**Required task**
Put the records into a numbered list, leaving out any blank lines. Start with the first line of the records and go on through the line that contains "extension-icon[interactable] bbox=[1695, 43, 1713, 61]", including that line.

--- --- ---

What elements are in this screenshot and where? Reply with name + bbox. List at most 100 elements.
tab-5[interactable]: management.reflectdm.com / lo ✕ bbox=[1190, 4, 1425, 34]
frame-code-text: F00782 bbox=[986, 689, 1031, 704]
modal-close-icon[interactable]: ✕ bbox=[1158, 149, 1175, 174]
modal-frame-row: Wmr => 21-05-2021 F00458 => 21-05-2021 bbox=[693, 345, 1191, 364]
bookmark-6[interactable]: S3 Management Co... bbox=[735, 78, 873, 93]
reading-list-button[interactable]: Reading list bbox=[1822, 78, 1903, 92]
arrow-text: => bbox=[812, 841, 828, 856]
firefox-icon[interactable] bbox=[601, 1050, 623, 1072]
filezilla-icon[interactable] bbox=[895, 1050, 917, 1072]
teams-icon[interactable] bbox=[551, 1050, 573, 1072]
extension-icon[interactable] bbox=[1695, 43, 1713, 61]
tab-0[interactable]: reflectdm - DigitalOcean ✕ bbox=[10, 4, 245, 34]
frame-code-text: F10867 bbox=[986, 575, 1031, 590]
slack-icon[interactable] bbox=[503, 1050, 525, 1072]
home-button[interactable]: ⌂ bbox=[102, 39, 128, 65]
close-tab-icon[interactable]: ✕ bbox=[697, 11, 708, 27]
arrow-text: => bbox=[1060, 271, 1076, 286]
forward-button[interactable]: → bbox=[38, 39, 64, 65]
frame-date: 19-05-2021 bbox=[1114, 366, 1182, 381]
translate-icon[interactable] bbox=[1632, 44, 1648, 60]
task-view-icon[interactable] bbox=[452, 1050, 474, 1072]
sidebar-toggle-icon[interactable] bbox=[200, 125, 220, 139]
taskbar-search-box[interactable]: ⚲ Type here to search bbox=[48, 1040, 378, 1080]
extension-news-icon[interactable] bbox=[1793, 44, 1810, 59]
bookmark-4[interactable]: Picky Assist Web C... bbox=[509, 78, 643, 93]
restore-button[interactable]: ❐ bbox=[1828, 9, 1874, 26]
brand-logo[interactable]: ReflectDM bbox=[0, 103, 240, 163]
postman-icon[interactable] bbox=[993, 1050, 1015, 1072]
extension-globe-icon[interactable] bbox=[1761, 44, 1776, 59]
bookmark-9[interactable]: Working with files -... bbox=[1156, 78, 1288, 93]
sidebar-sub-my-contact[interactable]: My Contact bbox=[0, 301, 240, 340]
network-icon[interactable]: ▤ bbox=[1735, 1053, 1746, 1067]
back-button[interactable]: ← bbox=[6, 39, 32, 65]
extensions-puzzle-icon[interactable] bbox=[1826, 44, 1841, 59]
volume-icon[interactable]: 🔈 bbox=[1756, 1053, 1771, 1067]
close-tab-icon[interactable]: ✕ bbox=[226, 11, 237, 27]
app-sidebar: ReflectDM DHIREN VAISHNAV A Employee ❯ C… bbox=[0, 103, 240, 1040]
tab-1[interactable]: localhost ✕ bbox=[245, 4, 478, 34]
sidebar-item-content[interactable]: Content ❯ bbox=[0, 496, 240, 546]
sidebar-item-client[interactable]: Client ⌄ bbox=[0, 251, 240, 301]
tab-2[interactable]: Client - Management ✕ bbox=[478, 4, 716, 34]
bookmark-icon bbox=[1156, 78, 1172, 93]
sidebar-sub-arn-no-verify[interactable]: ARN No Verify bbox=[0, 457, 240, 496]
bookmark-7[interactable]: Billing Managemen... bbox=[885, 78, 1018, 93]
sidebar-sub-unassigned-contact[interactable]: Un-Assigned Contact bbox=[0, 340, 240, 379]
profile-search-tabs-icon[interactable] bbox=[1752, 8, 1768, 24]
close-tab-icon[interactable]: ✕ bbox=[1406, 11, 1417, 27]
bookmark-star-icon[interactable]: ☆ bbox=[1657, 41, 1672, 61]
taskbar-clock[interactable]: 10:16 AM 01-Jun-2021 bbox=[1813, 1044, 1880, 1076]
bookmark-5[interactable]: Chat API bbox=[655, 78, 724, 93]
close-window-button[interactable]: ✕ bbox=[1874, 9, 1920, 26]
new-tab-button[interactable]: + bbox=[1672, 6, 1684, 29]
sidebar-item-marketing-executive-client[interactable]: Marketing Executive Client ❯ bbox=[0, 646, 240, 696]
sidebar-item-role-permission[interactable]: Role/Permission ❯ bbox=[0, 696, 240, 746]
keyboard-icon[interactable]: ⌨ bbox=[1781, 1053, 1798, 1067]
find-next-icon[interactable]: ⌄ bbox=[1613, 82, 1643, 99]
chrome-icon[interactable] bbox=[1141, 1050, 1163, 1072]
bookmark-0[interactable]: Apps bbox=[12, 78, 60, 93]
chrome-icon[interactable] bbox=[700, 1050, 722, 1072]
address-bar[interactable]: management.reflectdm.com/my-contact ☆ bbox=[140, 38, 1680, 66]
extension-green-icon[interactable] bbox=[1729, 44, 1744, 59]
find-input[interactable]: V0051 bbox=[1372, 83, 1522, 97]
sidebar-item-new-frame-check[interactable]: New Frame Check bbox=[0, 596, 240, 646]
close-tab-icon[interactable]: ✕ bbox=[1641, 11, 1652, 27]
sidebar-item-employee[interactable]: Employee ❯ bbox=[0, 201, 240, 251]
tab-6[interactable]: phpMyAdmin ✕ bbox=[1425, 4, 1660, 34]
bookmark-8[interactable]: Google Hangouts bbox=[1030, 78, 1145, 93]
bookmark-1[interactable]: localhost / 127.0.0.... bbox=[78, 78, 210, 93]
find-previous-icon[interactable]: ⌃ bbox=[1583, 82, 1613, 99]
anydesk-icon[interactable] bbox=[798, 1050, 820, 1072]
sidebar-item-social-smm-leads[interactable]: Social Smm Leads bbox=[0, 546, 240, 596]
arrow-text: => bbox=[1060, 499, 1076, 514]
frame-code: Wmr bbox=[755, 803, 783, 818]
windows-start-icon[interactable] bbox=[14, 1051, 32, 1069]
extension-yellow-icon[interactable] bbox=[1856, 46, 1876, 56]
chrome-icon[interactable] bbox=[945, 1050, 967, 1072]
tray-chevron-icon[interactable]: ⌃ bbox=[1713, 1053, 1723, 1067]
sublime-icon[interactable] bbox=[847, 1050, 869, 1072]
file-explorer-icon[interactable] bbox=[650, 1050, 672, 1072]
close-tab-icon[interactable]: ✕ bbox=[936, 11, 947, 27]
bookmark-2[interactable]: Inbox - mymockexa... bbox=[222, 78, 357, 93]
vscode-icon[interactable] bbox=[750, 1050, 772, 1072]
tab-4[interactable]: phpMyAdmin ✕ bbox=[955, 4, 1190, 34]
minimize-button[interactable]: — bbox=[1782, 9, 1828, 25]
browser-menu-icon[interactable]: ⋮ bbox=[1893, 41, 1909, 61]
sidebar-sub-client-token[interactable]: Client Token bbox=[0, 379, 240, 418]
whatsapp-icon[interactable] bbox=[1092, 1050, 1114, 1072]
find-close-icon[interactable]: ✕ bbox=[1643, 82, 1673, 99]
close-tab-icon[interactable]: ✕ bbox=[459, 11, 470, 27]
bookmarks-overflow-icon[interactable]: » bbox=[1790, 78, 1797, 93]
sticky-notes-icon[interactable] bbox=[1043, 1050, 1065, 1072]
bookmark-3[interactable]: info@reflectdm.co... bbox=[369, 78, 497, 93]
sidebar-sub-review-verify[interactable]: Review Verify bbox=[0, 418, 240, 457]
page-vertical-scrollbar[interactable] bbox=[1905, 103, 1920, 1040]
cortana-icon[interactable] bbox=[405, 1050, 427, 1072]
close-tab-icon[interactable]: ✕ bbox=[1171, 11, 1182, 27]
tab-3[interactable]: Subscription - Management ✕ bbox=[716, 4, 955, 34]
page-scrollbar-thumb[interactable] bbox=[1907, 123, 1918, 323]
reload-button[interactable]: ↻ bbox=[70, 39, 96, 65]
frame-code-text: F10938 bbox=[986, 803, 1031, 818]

--- --- ---

**Reply**
1. What elements are in this screenshot and where? Reply with name + bbox. List at most 100 elements.
2. tab-5[interactable]: management.reflectdm.com / lo ✕ bbox=[1190, 4, 1425, 34]
3. frame-code-text: F00782 bbox=[986, 689, 1031, 704]
4. modal-close-icon[interactable]: ✕ bbox=[1158, 149, 1175, 174]
5. modal-frame-row: Wmr => 21-05-2021 F00458 => 21-05-2021 bbox=[693, 345, 1191, 364]
6. bookmark-6[interactable]: S3 Management Co... bbox=[735, 78, 873, 93]
7. reading-list-button[interactable]: Reading list bbox=[1822, 78, 1903, 92]
8. arrow-text: => bbox=[812, 841, 828, 856]
9. firefox-icon[interactable] bbox=[601, 1050, 623, 1072]
10. filezilla-icon[interactable] bbox=[895, 1050, 917, 1072]
11. teams-icon[interactable] bbox=[551, 1050, 573, 1072]
12. extension-icon[interactable] bbox=[1695, 43, 1713, 61]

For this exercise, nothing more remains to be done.